__AIM__
Output each entry exactly; skip nothing.

__SUPPLIED RECORDS__
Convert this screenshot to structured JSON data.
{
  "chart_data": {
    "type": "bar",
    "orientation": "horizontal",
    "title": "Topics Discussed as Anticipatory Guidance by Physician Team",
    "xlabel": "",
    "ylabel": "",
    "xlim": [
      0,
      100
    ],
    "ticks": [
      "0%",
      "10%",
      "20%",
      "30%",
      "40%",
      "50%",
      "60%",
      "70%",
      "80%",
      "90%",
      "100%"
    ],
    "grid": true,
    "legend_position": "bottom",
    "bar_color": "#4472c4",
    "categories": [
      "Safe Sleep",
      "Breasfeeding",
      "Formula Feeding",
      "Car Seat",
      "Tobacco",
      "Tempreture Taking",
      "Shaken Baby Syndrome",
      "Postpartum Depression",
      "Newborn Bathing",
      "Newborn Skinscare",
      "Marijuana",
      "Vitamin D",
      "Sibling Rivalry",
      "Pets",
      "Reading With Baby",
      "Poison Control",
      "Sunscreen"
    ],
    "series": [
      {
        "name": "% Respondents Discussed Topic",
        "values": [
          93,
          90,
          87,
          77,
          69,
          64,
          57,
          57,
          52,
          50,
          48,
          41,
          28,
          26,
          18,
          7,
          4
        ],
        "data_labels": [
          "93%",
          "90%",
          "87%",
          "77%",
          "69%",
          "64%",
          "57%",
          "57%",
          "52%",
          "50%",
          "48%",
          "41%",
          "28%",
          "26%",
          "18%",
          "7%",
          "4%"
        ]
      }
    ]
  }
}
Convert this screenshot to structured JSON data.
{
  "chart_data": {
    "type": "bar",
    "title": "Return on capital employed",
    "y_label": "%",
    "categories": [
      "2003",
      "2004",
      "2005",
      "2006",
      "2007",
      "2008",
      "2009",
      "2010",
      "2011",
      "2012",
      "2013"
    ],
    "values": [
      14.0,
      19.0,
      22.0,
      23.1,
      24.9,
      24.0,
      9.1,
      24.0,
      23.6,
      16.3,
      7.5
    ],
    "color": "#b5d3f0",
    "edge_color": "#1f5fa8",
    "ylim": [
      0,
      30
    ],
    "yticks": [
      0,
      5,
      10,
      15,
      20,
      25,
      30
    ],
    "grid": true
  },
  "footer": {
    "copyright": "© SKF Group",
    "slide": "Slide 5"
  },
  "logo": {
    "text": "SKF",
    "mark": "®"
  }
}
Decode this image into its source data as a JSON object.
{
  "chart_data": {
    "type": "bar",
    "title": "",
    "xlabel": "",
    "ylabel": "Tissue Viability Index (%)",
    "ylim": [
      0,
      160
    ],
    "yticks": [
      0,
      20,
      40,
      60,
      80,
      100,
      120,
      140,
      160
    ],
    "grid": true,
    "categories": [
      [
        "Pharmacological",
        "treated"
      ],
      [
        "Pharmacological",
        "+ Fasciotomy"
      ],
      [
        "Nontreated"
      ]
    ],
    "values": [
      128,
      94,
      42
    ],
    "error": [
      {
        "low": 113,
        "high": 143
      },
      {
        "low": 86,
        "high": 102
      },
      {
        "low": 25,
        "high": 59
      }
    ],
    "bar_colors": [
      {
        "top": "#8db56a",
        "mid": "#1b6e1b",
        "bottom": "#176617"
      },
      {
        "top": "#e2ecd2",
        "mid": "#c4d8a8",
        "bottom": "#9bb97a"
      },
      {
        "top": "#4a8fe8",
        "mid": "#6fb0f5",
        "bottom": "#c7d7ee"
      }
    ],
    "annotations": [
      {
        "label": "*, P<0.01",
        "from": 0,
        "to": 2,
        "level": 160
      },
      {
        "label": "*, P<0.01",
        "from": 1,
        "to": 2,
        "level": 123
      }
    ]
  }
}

__EXERCISE SOLUTION__
Convert this screenshot to structured JSON data.
{
  "chart_data": {
    "type": "bar",
    "orientation": "horizontal",
    "title": "Topics Discussed as Anticipatory Guidance by Physician Team",
    "xlabel": "",
    "ylabel": "",
    "xlim": [
      0,
      100
    ],
    "ticks": [
      "0%",
      "10%",
      "20%",
      "30%",
      "40%",
      "50%",
      "60%",
      "70%",
      "80%",
      "90%",
      "100%"
    ],
    "grid": true,
    "legend_position": "bottom",
    "bar_color": "#4472c4",
    "categories": [
      "Safe Sleep",
      "Breasfeeding",
      "Formula Feeding",
      "Car Seat",
      "Tobacco",
      "Tempreture Taking",
      "Shaken Baby Syndrome",
      "Postpartum Depression",
      "Newborn Bathing",
      "Newborn Skinscare",
      "Marijuana",
      "Vitamin D",
      "Sibling Rivalry",
      "Pets",
      "Reading With Baby",
      "Poison Control",
      "Sunscreen"
    ],
    "series": [
      {
        "name": "% Respondents Discussed Topic",
        "values": [
          93,
          90,
          87,
          77,
          69,
          64,
          57,
          57,
          52,
          50,
          48,
          41,
          28,
          26,
          18,
          7,
          4
        ],
        "data_labels": [
          "93%",
          "90%",
          "87%",
          "77%",
          "69%",
          "64%",
          "57%",
          "57%",
          "52%",
          "50%",
          "48%",
          "41%",
          "28%",
          "26%",
          "18%",
          "7%",
          "4%"
        ]
      }
    ]
  }
}
Convert this screenshot to structured JSON data.
{
  "chart_data": {
    "type": "bar",
    "title": "Return on capital employed",
    "y_label": "%",
    "categories": [
      "2003",
      "2004",
      "2005",
      "2006",
      "2007",
      "2008",
      "2009",
      "2010",
      "2011",
      "2012",
      "2013"
    ],
    "values": [
      14.0,
      19.0,
      22.0,
      23.1,
      24.9,
      24.0,
      9.1,
      24.0,
      23.6,
      16.3,
      7.5
    ],
    "color": "#b5d3f0",
    "edge_color": "#1f5fa8",
    "ylim": [
      0,
      30
    ],
    "yticks": [
      0,
      5,
      10,
      15,
      20,
      25,
      30
    ],
    "grid": true
  },
  "footer": {
    "copyright": "© SKF Group",
    "slide": "Slide 5"
  },
  "logo": {
    "text": "SKF",
    "mark": "®"
  }
}
Decode this image into its source data as a JSON object.
{
  "chart_data": {
    "type": "bar",
    "title": "",
    "xlabel": "",
    "ylabel": "Tissue Viability Index (%)",
    "ylim": [
      0,
      160
    ],
    "yticks": [
      0,
      20,
      40,
      60,
      80,
      100,
      120,
      140,
      160
    ],
    "grid": true,
    "categories": [
      [
        "Pharmacological",
        "treated"
      ],
      [
        "Pharmacological",
        "+ Fasciotomy"
      ],
      [
        "Nontreated"
      ]
    ],
    "values": [
      128,
      94,
      42
    ],
    "error": [
      {
        "low": 113,
        "high": 143
      },
      {
        "low": 86,
        "high": 102
      },
      {
        "low": 25,
        "high": 59
      }
    ],
    "bar_colors": [
      {
        "top": "#8db56a",
        "mid": "#1b6e1b",
        "bottom": "#176617"
      },
      {
        "top": "#e2ecd2",
        "mid": "#c4d8a8",
        "bottom": "#9bb97a"
      },
      {
        "top": "#4a8fe8",
        "mid": "#6fb0f5",
        "bottom": "#c7d7ee"
      }
    ],
    "annotations": [
      {
        "label": "*, P<0.01",
        "from": 0,
        "to": 2,
        "level": 160
      },
      {
        "label": "*, P<0.01",
        "from": 1,
        "to": 2,
        "level": 123
      }
    ]
  }
}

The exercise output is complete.